* _What is being asked_: Show every line in the entries below where the word "title" appears.

* _Records_:

▶

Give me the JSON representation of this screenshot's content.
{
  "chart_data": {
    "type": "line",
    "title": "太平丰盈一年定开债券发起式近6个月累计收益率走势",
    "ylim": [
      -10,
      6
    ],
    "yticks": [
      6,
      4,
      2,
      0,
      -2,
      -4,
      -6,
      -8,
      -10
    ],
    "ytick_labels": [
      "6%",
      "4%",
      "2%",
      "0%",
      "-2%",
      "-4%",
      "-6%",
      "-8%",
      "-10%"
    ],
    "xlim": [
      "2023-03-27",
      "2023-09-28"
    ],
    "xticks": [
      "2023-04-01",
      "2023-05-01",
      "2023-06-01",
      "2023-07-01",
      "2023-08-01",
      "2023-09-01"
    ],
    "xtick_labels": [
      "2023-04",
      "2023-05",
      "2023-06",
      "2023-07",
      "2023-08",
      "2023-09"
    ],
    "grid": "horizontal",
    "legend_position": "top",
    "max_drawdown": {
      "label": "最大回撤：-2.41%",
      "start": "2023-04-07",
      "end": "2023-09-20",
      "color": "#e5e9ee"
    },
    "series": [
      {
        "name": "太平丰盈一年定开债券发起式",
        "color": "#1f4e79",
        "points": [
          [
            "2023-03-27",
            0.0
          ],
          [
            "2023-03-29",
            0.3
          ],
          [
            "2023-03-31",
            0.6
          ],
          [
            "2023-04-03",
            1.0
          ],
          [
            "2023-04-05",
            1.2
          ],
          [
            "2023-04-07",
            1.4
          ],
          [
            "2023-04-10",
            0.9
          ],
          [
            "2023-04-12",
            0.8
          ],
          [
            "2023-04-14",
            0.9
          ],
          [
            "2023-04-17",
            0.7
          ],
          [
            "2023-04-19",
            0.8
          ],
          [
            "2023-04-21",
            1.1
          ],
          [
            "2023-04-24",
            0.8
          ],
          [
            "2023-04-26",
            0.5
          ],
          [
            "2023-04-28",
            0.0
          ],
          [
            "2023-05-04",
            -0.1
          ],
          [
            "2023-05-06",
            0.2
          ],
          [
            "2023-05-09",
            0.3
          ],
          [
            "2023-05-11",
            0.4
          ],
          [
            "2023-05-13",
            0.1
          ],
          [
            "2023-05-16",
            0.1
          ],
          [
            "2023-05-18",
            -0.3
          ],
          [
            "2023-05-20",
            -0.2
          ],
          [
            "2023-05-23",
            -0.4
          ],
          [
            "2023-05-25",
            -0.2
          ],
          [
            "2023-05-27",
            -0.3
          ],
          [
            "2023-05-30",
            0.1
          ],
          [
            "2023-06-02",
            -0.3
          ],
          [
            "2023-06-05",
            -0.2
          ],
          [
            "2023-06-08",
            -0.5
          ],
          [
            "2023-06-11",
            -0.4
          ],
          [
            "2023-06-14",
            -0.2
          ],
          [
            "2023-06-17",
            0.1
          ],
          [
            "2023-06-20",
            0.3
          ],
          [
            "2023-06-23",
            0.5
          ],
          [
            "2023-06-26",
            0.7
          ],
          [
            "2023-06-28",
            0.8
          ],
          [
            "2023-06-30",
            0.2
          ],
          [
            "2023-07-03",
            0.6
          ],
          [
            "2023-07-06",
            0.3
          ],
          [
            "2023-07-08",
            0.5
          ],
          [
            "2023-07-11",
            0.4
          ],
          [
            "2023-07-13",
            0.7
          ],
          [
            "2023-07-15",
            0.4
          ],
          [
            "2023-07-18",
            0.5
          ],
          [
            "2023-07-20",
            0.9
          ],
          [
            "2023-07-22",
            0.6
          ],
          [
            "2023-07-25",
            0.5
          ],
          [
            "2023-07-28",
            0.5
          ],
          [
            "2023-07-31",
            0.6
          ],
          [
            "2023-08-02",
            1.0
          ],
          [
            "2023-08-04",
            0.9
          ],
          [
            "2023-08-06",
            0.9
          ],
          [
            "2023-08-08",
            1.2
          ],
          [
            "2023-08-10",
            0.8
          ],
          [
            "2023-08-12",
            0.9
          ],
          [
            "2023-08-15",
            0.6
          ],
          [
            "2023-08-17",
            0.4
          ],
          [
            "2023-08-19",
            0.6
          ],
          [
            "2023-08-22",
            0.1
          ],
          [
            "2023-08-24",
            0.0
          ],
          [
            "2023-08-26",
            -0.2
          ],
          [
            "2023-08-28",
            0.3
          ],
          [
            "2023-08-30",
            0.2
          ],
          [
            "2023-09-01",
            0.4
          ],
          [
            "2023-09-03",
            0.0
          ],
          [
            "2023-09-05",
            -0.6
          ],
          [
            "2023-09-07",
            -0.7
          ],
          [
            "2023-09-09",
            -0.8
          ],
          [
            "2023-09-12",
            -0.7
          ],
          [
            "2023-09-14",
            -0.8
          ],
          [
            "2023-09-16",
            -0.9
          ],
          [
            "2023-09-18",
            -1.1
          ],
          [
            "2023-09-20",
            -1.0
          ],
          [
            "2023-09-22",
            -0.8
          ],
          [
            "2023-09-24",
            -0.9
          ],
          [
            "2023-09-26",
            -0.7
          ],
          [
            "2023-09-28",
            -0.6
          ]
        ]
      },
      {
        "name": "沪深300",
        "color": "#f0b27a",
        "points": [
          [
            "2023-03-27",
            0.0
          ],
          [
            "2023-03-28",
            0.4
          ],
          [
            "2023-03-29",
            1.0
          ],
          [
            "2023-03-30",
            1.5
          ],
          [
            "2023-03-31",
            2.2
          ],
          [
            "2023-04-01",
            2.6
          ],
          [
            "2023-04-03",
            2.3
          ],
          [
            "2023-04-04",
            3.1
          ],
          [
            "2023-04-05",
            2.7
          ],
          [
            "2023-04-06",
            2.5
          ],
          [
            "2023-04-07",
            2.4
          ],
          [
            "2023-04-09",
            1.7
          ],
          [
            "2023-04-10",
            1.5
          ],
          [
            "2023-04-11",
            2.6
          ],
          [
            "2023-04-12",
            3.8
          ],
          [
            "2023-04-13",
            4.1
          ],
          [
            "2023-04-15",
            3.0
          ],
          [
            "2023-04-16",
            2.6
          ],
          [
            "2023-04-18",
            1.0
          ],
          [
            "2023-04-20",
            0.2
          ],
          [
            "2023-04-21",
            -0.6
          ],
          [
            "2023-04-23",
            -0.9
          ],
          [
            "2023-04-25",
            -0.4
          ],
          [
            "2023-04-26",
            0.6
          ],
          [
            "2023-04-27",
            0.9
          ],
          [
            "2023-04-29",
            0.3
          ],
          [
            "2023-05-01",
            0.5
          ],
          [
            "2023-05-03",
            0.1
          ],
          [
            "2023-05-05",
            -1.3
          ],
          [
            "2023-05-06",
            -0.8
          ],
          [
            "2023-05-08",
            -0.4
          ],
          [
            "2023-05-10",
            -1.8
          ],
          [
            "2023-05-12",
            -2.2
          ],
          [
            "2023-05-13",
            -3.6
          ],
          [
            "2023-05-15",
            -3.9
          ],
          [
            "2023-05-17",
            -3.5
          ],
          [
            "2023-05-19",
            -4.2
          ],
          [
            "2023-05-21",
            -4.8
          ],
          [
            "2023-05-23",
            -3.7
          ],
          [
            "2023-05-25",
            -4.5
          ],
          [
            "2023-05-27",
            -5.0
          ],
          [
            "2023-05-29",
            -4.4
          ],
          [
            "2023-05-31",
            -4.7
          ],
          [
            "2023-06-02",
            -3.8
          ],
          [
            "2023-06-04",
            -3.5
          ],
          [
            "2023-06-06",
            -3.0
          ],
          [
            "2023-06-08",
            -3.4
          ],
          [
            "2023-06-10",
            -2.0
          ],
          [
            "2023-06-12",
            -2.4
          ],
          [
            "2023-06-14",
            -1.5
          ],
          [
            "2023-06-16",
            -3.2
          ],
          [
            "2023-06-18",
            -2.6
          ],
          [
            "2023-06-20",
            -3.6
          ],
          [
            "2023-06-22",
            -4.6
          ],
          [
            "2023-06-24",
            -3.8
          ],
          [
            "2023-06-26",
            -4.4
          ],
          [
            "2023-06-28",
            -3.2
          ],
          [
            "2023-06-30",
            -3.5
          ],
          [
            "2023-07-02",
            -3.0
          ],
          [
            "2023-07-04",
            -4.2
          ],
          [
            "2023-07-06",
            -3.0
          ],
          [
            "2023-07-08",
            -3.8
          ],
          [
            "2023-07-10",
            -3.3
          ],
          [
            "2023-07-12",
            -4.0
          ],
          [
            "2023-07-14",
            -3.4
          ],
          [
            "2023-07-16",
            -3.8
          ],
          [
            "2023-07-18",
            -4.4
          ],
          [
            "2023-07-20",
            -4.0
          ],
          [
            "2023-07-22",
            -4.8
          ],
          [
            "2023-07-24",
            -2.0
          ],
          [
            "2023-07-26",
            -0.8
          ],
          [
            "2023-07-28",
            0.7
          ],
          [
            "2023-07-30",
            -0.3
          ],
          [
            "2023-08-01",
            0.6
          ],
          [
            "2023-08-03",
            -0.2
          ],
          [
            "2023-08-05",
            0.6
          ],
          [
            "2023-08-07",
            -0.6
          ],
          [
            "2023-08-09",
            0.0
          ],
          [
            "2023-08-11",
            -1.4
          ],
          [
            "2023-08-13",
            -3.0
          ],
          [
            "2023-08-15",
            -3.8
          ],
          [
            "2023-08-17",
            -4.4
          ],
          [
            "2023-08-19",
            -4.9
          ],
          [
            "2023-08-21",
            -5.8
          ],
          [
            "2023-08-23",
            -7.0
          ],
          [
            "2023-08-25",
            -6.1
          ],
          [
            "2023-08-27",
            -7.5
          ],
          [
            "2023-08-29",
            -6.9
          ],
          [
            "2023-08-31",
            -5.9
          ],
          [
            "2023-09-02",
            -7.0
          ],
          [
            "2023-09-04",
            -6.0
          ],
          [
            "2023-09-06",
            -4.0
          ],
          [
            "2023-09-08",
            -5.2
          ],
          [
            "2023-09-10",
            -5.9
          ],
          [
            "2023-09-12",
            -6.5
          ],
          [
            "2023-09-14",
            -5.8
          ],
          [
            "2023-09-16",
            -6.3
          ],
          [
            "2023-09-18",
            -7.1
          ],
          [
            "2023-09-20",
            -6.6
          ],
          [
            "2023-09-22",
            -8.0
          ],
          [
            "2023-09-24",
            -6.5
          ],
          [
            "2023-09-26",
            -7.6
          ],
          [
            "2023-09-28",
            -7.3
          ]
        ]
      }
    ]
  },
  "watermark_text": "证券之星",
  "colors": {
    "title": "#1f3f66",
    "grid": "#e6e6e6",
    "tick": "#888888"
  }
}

◀

* _Reply to the exercise_:
    "title": "太平丰盈一年定开债券发起式近6个月累计收益率走势",
    "title": "#1f3f66",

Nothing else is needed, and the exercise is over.